Extracted information:
══════════
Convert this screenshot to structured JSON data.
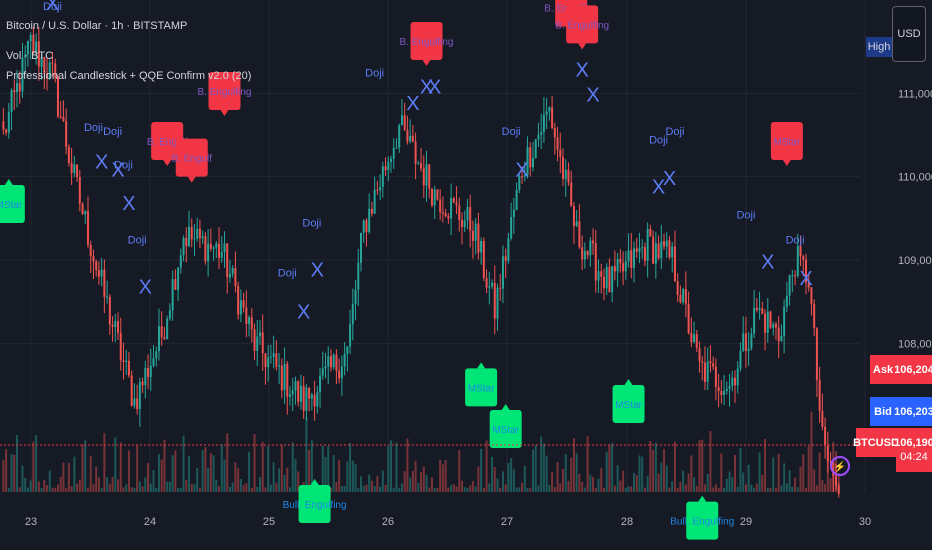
{
  "header": {
    "title": "Bitcoin / U.S. Dollar · 1h · BITSTAMP",
    "vol_label": "Vol · BTC",
    "indicator_label": "Professional Candlestick + QQE Confirm v2.0 (20)"
  },
  "price_scale": {
    "currency_button": "USD",
    "high_label": "High",
    "ticks": [
      {
        "label": "111,000",
        "value": 111000
      },
      {
        "label": "110,000",
        "value": 110000
      },
      {
        "label": "109,000",
        "value": 109000
      },
      {
        "label": "108,000",
        "value": 108000
      }
    ],
    "ask": {
      "label": "Ask",
      "value": "106,204"
    },
    "bid": {
      "label": "Bid",
      "value": "106,203"
    },
    "last": {
      "symbol": "BTCUSD",
      "value": "106,190",
      "countdown": "04:24"
    }
  },
  "time_axis": {
    "ticks": [
      "23",
      "24",
      "25",
      "26",
      "27",
      "28",
      "29",
      "30"
    ]
  },
  "chart_data": {
    "type": "candlestick",
    "symbol": "BTCUSD",
    "interval": "1h",
    "y_range": [
      106000,
      112000
    ],
    "grid": true,
    "anchors": [
      [
        0,
        110500
      ],
      [
        10,
        111600
      ],
      [
        18,
        111200
      ],
      [
        25,
        110100
      ],
      [
        35,
        108800
      ],
      [
        48,
        107300
      ],
      [
        58,
        108100
      ],
      [
        66,
        109300
      ],
      [
        80,
        109100
      ],
      [
        92,
        108000
      ],
      [
        110,
        107300
      ],
      [
        126,
        107900
      ],
      [
        132,
        109400
      ],
      [
        145,
        110600
      ],
      [
        158,
        109800
      ],
      [
        172,
        109400
      ],
      [
        180,
        108400
      ],
      [
        190,
        110100
      ],
      [
        200,
        110800
      ],
      [
        210,
        109300
      ],
      [
        222,
        108700
      ],
      [
        236,
        109200
      ],
      [
        245,
        109000
      ],
      [
        255,
        107700
      ],
      [
        266,
        107500
      ],
      [
        276,
        108400
      ],
      [
        284,
        108100
      ],
      [
        290,
        109000
      ],
      [
        295,
        108800
      ],
      [
        300,
        106800
      ],
      [
        306,
        106190
      ]
    ],
    "labels": [
      {
        "text": "Doji",
        "bar": 33,
        "price": 110550
      },
      {
        "text": "Doji",
        "bar": 40,
        "price": 110500
      },
      {
        "text": "Doji",
        "bar": 44,
        "price": 110100
      },
      {
        "text": "Doji",
        "bar": 49,
        "price": 109200
      },
      {
        "text": "Doji",
        "bar": 104,
        "price": 108800
      },
      {
        "text": "Doji",
        "bar": 113,
        "price": 109400
      },
      {
        "text": "Doji",
        "bar": 136,
        "price": 111200
      },
      {
        "text": "Doji",
        "bar": 186,
        "price": 110500
      },
      {
        "text": "Doji",
        "bar": 240,
        "price": 110400
      },
      {
        "text": "Doji",
        "bar": 246,
        "price": 110500
      },
      {
        "text": "Doji",
        "bar": 272,
        "price": 109500
      },
      {
        "text": "Doji",
        "bar": 290,
        "price": 109200
      },
      {
        "text": "Doji",
        "bar": 18,
        "price": 112000
      },
      {
        "text": "MStar",
        "bar": 2,
        "price": 109900,
        "kind": "bull"
      },
      {
        "text": "MStar",
        "bar": 175,
        "price": 107700,
        "kind": "bull"
      },
      {
        "text": "MStar",
        "bar": 184,
        "price": 107200,
        "kind": "bull"
      },
      {
        "text": "MStar",
        "bar": 229,
        "price": 107500,
        "kind": "bull"
      },
      {
        "text": "MStar",
        "bar": 287,
        "price": 110200,
        "kind": "bear"
      },
      {
        "text": "B. Engulf",
        "bar": 60,
        "price": 110200,
        "kind": "bear"
      },
      {
        "text": "B. Engulf",
        "bar": 69,
        "price": 110000,
        "kind": "bear"
      },
      {
        "text": "B. Engulfing",
        "bar": 81,
        "price": 110800,
        "kind": "bear"
      },
      {
        "text": "B. Engulfing",
        "bar": 155,
        "price": 111400,
        "kind": "bear"
      },
      {
        "text": "B. Engulfing",
        "bar": 208,
        "price": 111800,
        "kind": "bear"
      },
      {
        "text": "B. Engulfing",
        "bar": 212,
        "price": 111600,
        "kind": "bear"
      },
      {
        "text": "Bull. Engulfing",
        "bar": 114,
        "price": 106300,
        "kind": "bull"
      },
      {
        "text": "Bull. Engulfing",
        "bar": 256,
        "price": 106100,
        "kind": "bull"
      }
    ],
    "x_markers": [
      {
        "bar": 36,
        "price": 110100
      },
      {
        "bar": 42,
        "price": 110000
      },
      {
        "bar": 46,
        "price": 109600
      },
      {
        "bar": 52,
        "price": 108600
      },
      {
        "bar": 110,
        "price": 108300
      },
      {
        "bar": 115,
        "price": 108800
      },
      {
        "bar": 150,
        "price": 110800
      },
      {
        "bar": 155,
        "price": 111000
      },
      {
        "bar": 158,
        "price": 111000
      },
      {
        "bar": 190,
        "price": 110000
      },
      {
        "bar": 212,
        "price": 111200
      },
      {
        "bar": 216,
        "price": 110900
      },
      {
        "bar": 240,
        "price": 109800
      },
      {
        "bar": 244,
        "price": 109900
      },
      {
        "bar": 280,
        "price": 108900
      },
      {
        "bar": 294,
        "price": 108700
      },
      {
        "bar": 18,
        "price": 112000
      }
    ],
    "volume_max": 80,
    "colors": {
      "up": "#26a69a",
      "down": "#ef5350",
      "bear_label": "#f23645",
      "bull_label": "#00e676",
      "doji": "#5b7cf5"
    }
  },
  "colors": {
    "background": "#161a25",
    "grid": "#232733",
    "text": "#b2b5be"
  }
}
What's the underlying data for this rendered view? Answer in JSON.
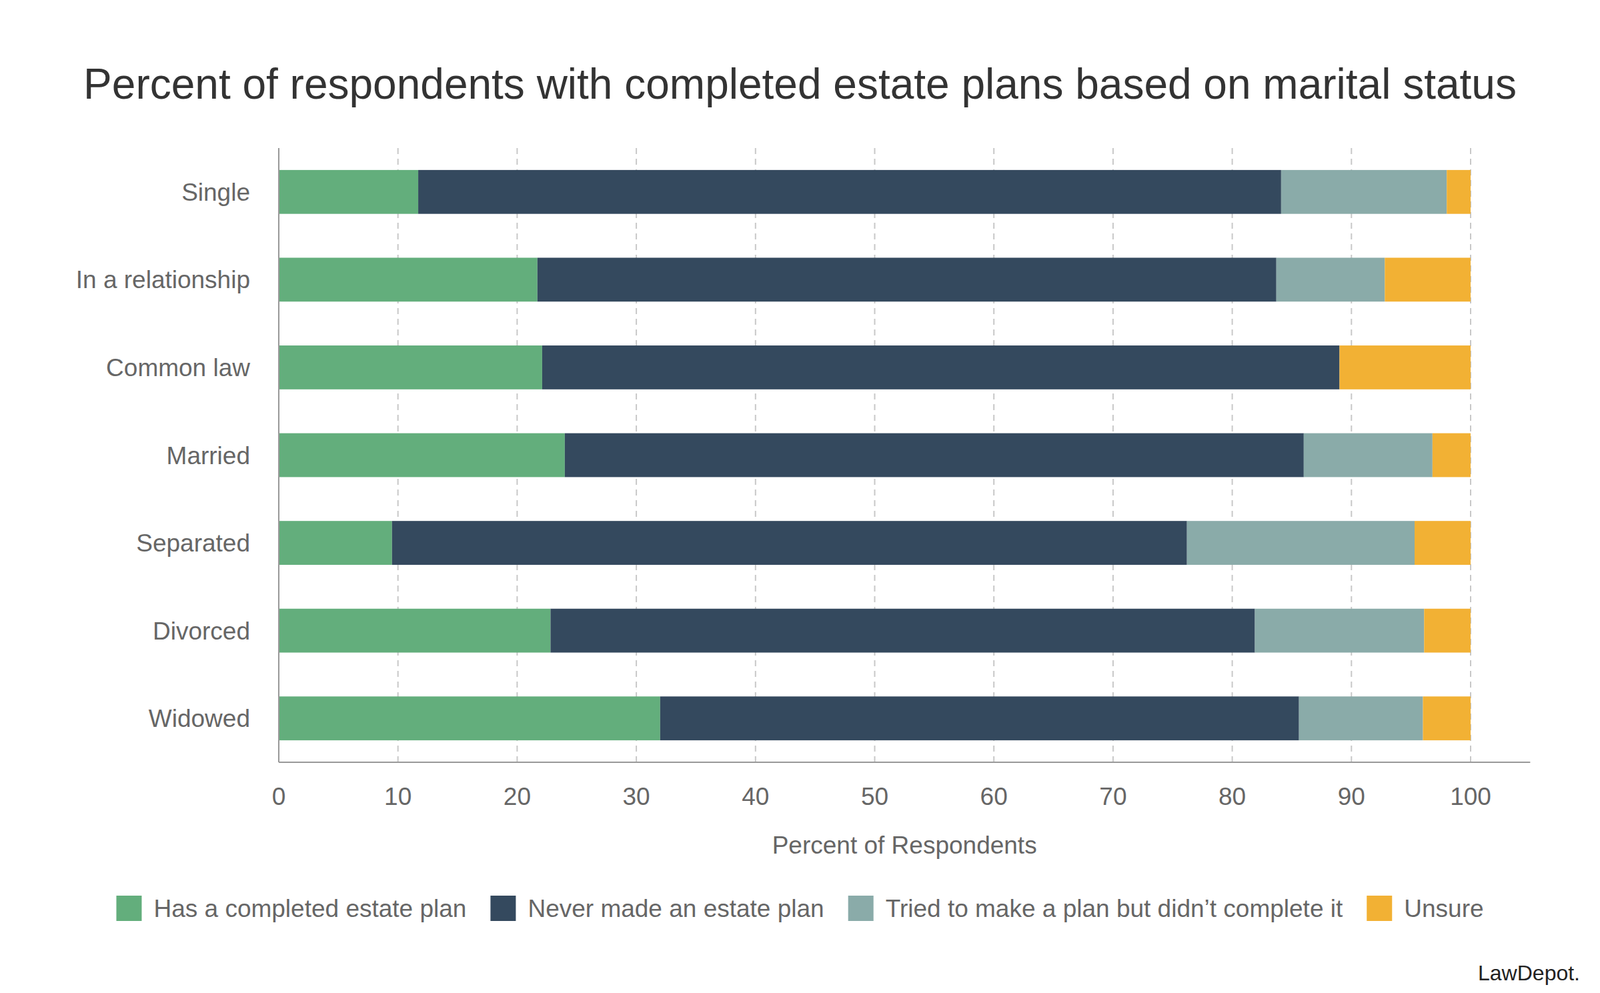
{
  "chart_data": {
    "type": "bar",
    "orientation": "horizontal",
    "stacked": true,
    "title": "Percent of respondents with completed estate plans based on marital status",
    "x_label": "Percent of Respondents",
    "source": "LawDepot.",
    "categories": [
      "Single",
      "In a relationship",
      "Common law",
      "Married",
      "Separated",
      "Divorced",
      "Widowed"
    ],
    "series": [
      {
        "name": "Has a completed estate plan",
        "color": "#63ae7c",
        "values": [
          11.7,
          21.7,
          22.1,
          24.0,
          9.5,
          22.8,
          32.0
        ]
      },
      {
        "name": "Never made an estate plan",
        "color": "#34495e",
        "values": [
          72.4,
          62.0,
          66.9,
          62.0,
          66.7,
          59.1,
          53.6
        ]
      },
      {
        "name": "Tried to make a plan but didn’t complete it",
        "color": "#8aaba9",
        "values": [
          13.9,
          9.1,
          0,
          10.8,
          19.1,
          14.2,
          10.4
        ]
      },
      {
        "name": "Unsure",
        "color": "#f2b134",
        "values": [
          2.0,
          7.2,
          11.0,
          3.2,
          4.7,
          3.9,
          4.0
        ]
      }
    ],
    "xlim": [
      0,
      105
    ],
    "xticks": [
      0,
      10,
      20,
      30,
      40,
      50,
      60,
      70,
      80,
      90,
      100
    ],
    "grid": true,
    "legend": "bottom"
  }
}
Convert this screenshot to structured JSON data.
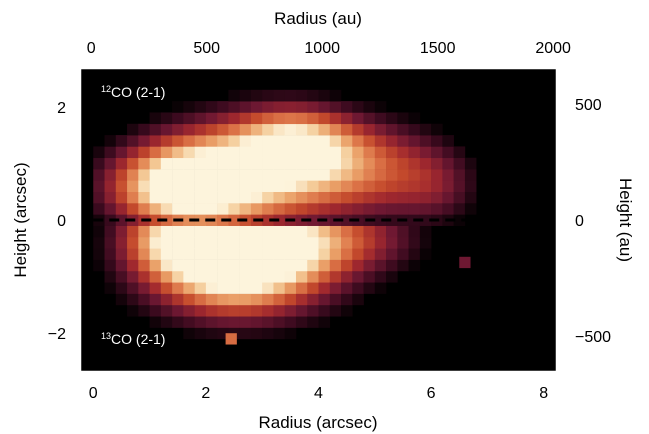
══════════
Given exercise:
Using the entries above, return each line in which the word "Percent" occurs.

Output for this exercise:
    "title": "Percent of respondents with completed estate plans based on marital status",
    "x_label": "Percent of Respondents",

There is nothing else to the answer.